■ **DO THIS**
Copy down all of the data underneath, exactly as shown.
## start
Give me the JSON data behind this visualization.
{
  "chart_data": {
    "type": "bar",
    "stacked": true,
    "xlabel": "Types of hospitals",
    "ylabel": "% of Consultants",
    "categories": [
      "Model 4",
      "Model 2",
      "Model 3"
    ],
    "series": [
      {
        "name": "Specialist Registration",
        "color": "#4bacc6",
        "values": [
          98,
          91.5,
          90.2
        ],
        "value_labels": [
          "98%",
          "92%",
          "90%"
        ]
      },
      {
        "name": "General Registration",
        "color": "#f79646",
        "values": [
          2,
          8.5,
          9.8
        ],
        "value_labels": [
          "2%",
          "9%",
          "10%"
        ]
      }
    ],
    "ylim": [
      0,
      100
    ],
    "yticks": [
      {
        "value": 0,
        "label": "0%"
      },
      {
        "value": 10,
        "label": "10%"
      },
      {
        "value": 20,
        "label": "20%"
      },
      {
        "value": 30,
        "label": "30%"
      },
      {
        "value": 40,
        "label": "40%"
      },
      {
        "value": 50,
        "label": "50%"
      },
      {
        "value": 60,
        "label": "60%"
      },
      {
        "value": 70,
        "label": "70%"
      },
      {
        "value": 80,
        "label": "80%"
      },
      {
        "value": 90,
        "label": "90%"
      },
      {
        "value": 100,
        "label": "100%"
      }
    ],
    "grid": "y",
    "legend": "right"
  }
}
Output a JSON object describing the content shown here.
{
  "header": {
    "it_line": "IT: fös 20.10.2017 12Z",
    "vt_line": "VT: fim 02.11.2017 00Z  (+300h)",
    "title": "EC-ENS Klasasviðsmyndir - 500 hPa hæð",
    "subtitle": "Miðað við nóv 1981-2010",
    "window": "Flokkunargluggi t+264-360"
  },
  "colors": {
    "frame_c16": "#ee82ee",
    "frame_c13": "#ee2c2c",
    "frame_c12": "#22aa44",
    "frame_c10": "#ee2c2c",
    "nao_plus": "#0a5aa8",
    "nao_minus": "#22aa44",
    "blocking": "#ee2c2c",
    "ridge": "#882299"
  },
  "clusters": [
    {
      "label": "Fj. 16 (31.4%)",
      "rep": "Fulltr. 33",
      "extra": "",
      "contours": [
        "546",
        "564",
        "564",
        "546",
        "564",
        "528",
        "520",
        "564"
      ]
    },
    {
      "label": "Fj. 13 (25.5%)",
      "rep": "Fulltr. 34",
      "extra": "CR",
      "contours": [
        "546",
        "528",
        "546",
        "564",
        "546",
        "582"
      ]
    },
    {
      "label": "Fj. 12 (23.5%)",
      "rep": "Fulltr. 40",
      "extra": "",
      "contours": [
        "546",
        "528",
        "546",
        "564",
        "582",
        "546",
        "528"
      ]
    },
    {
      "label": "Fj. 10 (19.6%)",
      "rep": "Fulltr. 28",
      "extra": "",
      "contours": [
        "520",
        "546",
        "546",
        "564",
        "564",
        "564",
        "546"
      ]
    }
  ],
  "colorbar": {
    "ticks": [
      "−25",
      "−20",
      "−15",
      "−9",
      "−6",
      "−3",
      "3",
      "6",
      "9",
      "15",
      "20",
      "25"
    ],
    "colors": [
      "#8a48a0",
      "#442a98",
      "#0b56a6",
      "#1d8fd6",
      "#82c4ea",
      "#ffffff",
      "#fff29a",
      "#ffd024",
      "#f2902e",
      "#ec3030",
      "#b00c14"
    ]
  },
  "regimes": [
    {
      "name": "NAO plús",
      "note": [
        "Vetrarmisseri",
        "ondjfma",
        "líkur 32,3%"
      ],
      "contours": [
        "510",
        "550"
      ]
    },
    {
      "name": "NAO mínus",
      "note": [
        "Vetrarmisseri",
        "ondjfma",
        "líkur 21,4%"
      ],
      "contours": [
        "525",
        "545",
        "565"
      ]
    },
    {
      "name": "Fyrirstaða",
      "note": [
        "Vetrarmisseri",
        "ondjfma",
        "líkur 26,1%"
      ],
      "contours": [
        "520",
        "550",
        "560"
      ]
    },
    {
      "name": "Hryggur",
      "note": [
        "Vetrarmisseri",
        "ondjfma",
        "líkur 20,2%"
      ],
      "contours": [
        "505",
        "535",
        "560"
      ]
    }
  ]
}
## end
■ **SOLUTION BELOW**
Give me the JSON data behind this visualization.
{
  "chart_data": {
    "type": "bar",
    "stacked": true,
    "xlabel": "Types of hospitals",
    "ylabel": "% of Consultants",
    "categories": [
      "Model 4",
      "Model 2",
      "Model 3"
    ],
    "series": [
      {
        "name": "Specialist Registration",
        "color": "#4bacc6",
        "values": [
          98,
          91.5,
          90.2
        ],
        "value_labels": [
          "98%",
          "92%",
          "90%"
        ]
      },
      {
        "name": "General Registration",
        "color": "#f79646",
        "values": [
          2,
          8.5,
          9.8
        ],
        "value_labels": [
          "2%",
          "9%",
          "10%"
        ]
      }
    ],
    "ylim": [
      0,
      100
    ],
    "yticks": [
      {
        "value": 0,
        "label": "0%"
      },
      {
        "value": 10,
        "label": "10%"
      },
      {
        "value": 20,
        "label": "20%"
      },
      {
        "value": 30,
        "label": "30%"
      },
      {
        "value": 40,
        "label": "40%"
      },
      {
        "value": 50,
        "label": "50%"
      },
      {
        "value": 60,
        "label": "60%"
      },
      {
        "value": 70,
        "label": "70%"
      },
      {
        "value": 80,
        "label": "80%"
      },
      {
        "value": 90,
        "label": "90%"
      },
      {
        "value": 100,
        "label": "100%"
      }
    ],
    "grid": "y",
    "legend": "right"
  }
}
Output a JSON object describing the content shown here.
{
  "header": {
    "it_line": "IT: fös 20.10.2017 12Z",
    "vt_line": "VT: fim 02.11.2017 00Z  (+300h)",
    "title": "EC-ENS Klasasviðsmyndir - 500 hPa hæð",
    "subtitle": "Miðað við nóv 1981-2010",
    "window": "Flokkunargluggi t+264-360"
  },
  "colors": {
    "frame_c16": "#ee82ee",
    "frame_c13": "#ee2c2c",
    "frame_c12": "#22aa44",
    "frame_c10": "#ee2c2c",
    "nao_plus": "#0a5aa8",
    "nao_minus": "#22aa44",
    "blocking": "#ee2c2c",
    "ridge": "#882299"
  },
  "clusters": [
    {
      "label": "Fj. 16 (31.4%)",
      "rep": "Fulltr. 33",
      "extra": "",
      "contours": [
        "546",
        "564",
        "564",
        "546",
        "564",
        "528",
        "520",
        "564"
      ]
    },
    {
      "label": "Fj. 13 (25.5%)",
      "rep": "Fulltr. 34",
      "extra": "CR",
      "contours": [
        "546",
        "528",
        "546",
        "564",
        "546",
        "582"
      ]
    },
    {
      "label": "Fj. 12 (23.5%)",
      "rep": "Fulltr. 40",
      "extra": "",
      "contours": [
        "546",
        "528",
        "546",
        "564",
        "582",
        "546",
        "528"
      ]
    },
    {
      "label": "Fj. 10 (19.6%)",
      "rep": "Fulltr. 28",
      "extra": "",
      "contours": [
        "520",
        "546",
        "546",
        "564",
        "564",
        "564",
        "546"
      ]
    }
  ],
  "colorbar": {
    "ticks": [
      "−25",
      "−20",
      "−15",
      "−9",
      "−6",
      "−3",
      "3",
      "6",
      "9",
      "15",
      "20",
      "25"
    ],
    "colors": [
      "#8a48a0",
      "#442a98",
      "#0b56a6",
      "#1d8fd6",
      "#82c4ea",
      "#ffffff",
      "#fff29a",
      "#ffd024",
      "#f2902e",
      "#ec3030",
      "#b00c14"
    ]
  },
  "regimes": [
    {
      "name": "NAO plús",
      "note": [
        "Vetrarmisseri",
        "ondjfma",
        "líkur 32,3%"
      ],
      "contours": [
        "510",
        "550"
      ]
    },
    {
      "name": "NAO mínus",
      "note": [
        "Vetrarmisseri",
        "ondjfma",
        "líkur 21,4%"
      ],
      "contours": [
        "525",
        "545",
        "565"
      ]
    },
    {
      "name": "Fyrirstaða",
      "note": [
        "Vetrarmisseri",
        "ondjfma",
        "líkur 26,1%"
      ],
      "contours": [
        "520",
        "550",
        "560"
      ]
    },
    {
      "name": "Hryggur",
      "note": [
        "Vetrarmisseri",
        "ondjfma",
        "líkur 20,2%"
      ],
      "contours": [
        "505",
        "535",
        "560"
      ]
    }
  ]
}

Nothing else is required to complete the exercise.